• What the exercise asks
Report how many lines of the following entries include the string "name"; respond with the number alone.

Records:
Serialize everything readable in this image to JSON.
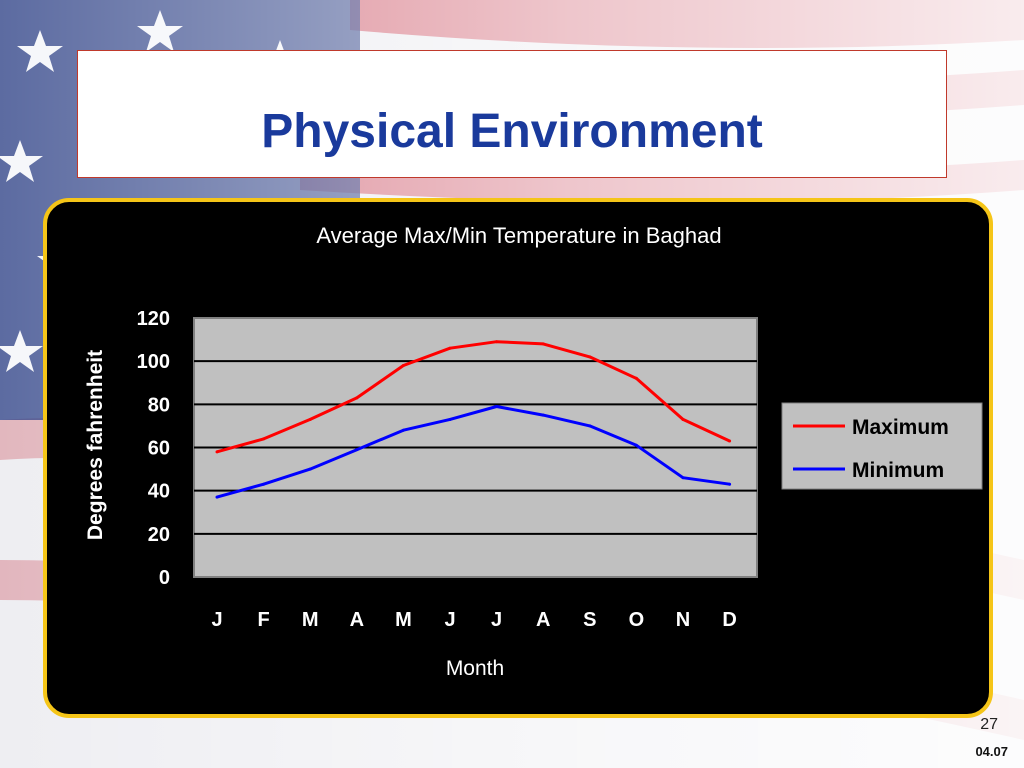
{
  "slide": {
    "title": "Physical Environment",
    "page_number": "27",
    "footer_date": "04.07"
  },
  "colors": {
    "title": "#1a3a9c",
    "frame_border": "#f5c518",
    "plot_bg": "#c0c0c0",
    "max_line": "#ff0000",
    "min_line": "#0000ff"
  },
  "chart_data": {
    "type": "line",
    "title": "Average Max/Min Temperature in Baghad",
    "xlabel": "Month",
    "ylabel": "Degrees  fahrenheit",
    "categories": [
      "J",
      "F",
      "M",
      "A",
      "M",
      "J",
      "J",
      "A",
      "S",
      "O",
      "N",
      "D"
    ],
    "ylim": [
      0,
      120
    ],
    "yticks": [
      0,
      20,
      40,
      60,
      80,
      100,
      120
    ],
    "grid": true,
    "legend_position": "right",
    "series": [
      {
        "name": "Maximum",
        "color": "#ff0000",
        "values": [
          58,
          64,
          73,
          83,
          98,
          106,
          109,
          108,
          102,
          92,
          73,
          63
        ]
      },
      {
        "name": "Minimum",
        "color": "#0000ff",
        "values": [
          37,
          43,
          50,
          59,
          68,
          73,
          79,
          75,
          70,
          61,
          46,
          43
        ]
      }
    ]
  }
}
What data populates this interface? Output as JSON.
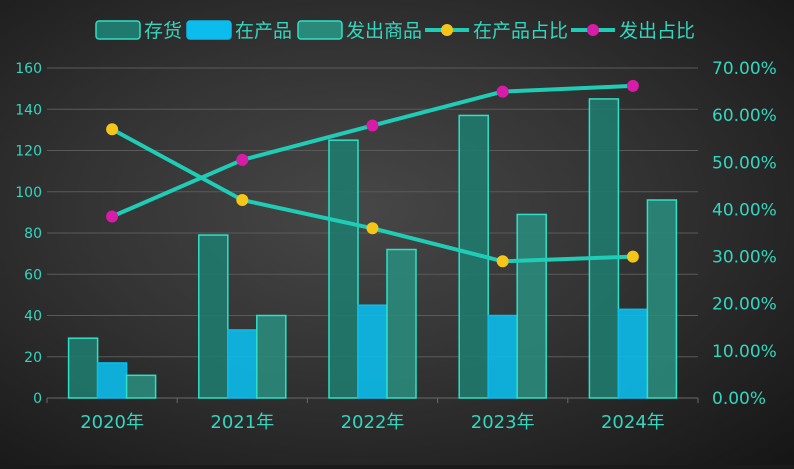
{
  "chart_data": {
    "type": "bar",
    "categories": [
      "2020年",
      "2021年",
      "2022年",
      "2023年",
      "2024年"
    ],
    "series": [
      {
        "name": "存货",
        "type": "bar",
        "axis": "left",
        "color": "#1f7a6d",
        "stroke": "#2fe0c8",
        "values": [
          29,
          79,
          125,
          137,
          145
        ]
      },
      {
        "name": "在产品",
        "type": "bar",
        "axis": "left",
        "color": "#0bbcec",
        "stroke": "#0bbcec",
        "values": [
          17,
          33,
          45,
          40,
          43
        ]
      },
      {
        "name": "发出商品",
        "type": "bar",
        "axis": "left",
        "color": "#2a8a7a",
        "stroke": "#2fe0c8",
        "values": [
          11,
          40,
          72,
          89,
          96
        ]
      },
      {
        "name": "在产品占比",
        "type": "line",
        "axis": "right",
        "color": "#1fcdb7",
        "marker": "#f5c518",
        "values": [
          57.0,
          42.0,
          36.0,
          29.0,
          30.0
        ]
      },
      {
        "name": "发出占比",
        "type": "line",
        "axis": "right",
        "color": "#1fcdb7",
        "marker": "#d91ca8",
        "values": [
          38.5,
          50.5,
          57.8,
          65.0,
          66.2
        ]
      }
    ],
    "y_left": {
      "min": 0,
      "max": 160,
      "step": 20,
      "ticks": [
        "0",
        "20",
        "40",
        "60",
        "80",
        "100",
        "120",
        "140",
        "160"
      ]
    },
    "y_right": {
      "min": 0,
      "max": 70,
      "step": 10,
      "ticks": [
        "0.00%",
        "10.00%",
        "20.00%",
        "30.00%",
        "40.00%",
        "50.00%",
        "60.00%",
        "70.00%"
      ]
    },
    "grid": true,
    "legend_position": "top-right",
    "colors": {
      "axis_text": "#33d6bf",
      "grid": "#5a5a5a",
      "axis_line": "#6a6a6a"
    }
  }
}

• Solution
7